The problem =
Transcribe the entries below exactly; leave every image out.

Data for processing =
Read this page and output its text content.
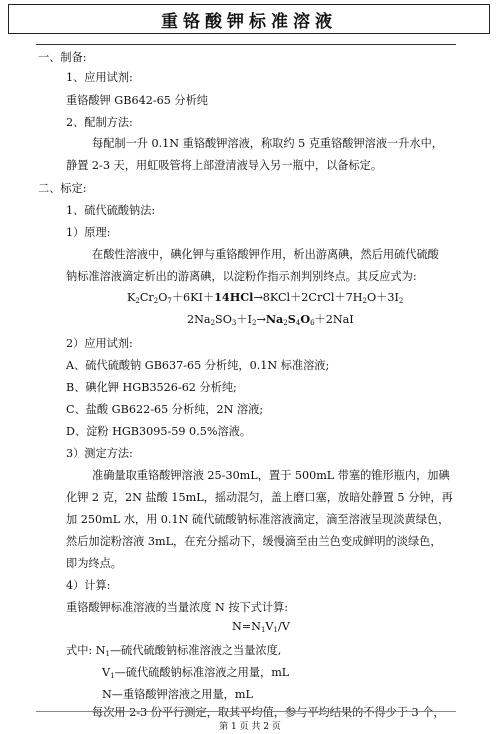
重铬酸钾标准溶液
一、制备:
1、应用试剂:
重铬酸钾 GB642-65 分析纯
2、配制方法:
每配制一升 0.1N 重铬酸钾溶液，称取约 5 克重铬酸钾溶液一升水中，
静置 2-3 天，用虹吸管将上部澄清液导入另一瓶中，以备标定。
二、标定:
1、硫代硫酸钠法:
1）原理:
在酸性溶液中，碘化钾与重铬酸钾作用，析出游离碘，然后用硫代硫酸
钠标准溶液滴定析出的游离碘，以淀粉作指示剂判别终点。其反应式为:
$K_2Cr_2O_7+6KI+14HCl\to 8KCl+2CrCl+7H_2O+3I_2$
$2Na_2SO_3+I_2\to Na_2S_4O_6+2NaI$
2）应用试剂:
A、硫代硫酸钠 GB637-65 分析纯，0.1N 标准溶液;
B、碘化钾 HGB3526-62 分析纯;
C、盐酸 GB622-65 分析纯，2N 溶液;
D、淀粉 HGB3095-59 0.5%溶液。
3）测定方法:
准确量取重铬酸钾溶液 25-30mL，置于 500mL 带塞的锥形瓶内，加碘
化钾 2 克，2N 盐酸 15mL，摇动混匀，盖上磨口塞，放暗处静置 5 分钟，再
加 250mL 水，用 0.1N 硫代硫酸钠标准溶液滴定，滴至溶液呈现淡黄绿色，
然后加淀粉溶液 3mL，在充分摇动下，缓慢滴至由兰色变成鲜明的淡绿色，
即为终点。
4）计算:
重铬酸钾标准溶液的当量浓度 N 按下式计算:
$N=N_1V_1/V$
式中: $N_1—$硫代硫酸钠标准溶液之当量浓度,
$V_1—$硫代硫酸钠标准溶液之用量，mL
N—重铬酸钾溶液之用量，mL
每次用 2-3 份平行测定，取其平均值，参与平均结果的不得少于 3 个，
第 1 页 共 2 页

Task response =
Read this page and output its text content.
重铬酸钾标准溶液
一、制备:
1、应用试剂:
重铬酸钾 GB642-65 分析纯
2、配制方法:
每配制一升 0.1N 重铬酸钾溶液，称取约 5 克重铬酸钾溶液一升水中，
静置 2-3 天，用虹吸管将上部澄清液导入另一瓶中，以备标定。
二、标定:
1、硫代硫酸钠法:
1）原理:
在酸性溶液中，碘化钾与重铬酸钾作用，析出游离碘，然后用硫代硫酸
钠标准溶液滴定析出的游离碘，以淀粉作指示剂判别终点。其反应式为:
$K_2Cr_2O_7+6KI+14HCl\to 8KCl+2CrCl+7H_2O+3I_2$
$2Na_2SO_3+I_2\to Na_2S_4O_6+2NaI$
2）应用试剂:
A、硫代硫酸钠 GB637-65 分析纯，0.1N 标准溶液;
B、碘化钾 HGB3526-62 分析纯;
C、盐酸 GB622-65 分析纯，2N 溶液;
D、淀粉 HGB3095-59 0.5%溶液。
3）测定方法:
准确量取重铬酸钾溶液 25-30mL，置于 500mL 带塞的锥形瓶内，加碘
化钾 2 克，2N 盐酸 15mL，摇动混匀，盖上磨口塞，放暗处静置 5 分钟，再
加 250mL 水，用 0.1N 硫代硫酸钠标准溶液滴定，滴至溶液呈现淡黄绿色，
然后加淀粉溶液 3mL，在充分摇动下，缓慢滴至由兰色变成鲜明的淡绿色，
即为终点。
4）计算:
重铬酸钾标准溶液的当量浓度 N 按下式计算:
$N=N_1V_1/V$
式中: $N_1—$硫代硫酸钠标准溶液之当量浓度,
$V_1—$硫代硫酸钠标准溶液之用量，mL
N—重铬酸钾溶液之用量，mL
每次用 2-3 份平行测定，取其平均值，参与平均结果的不得少于 3 个，
第 1 页 共 2 页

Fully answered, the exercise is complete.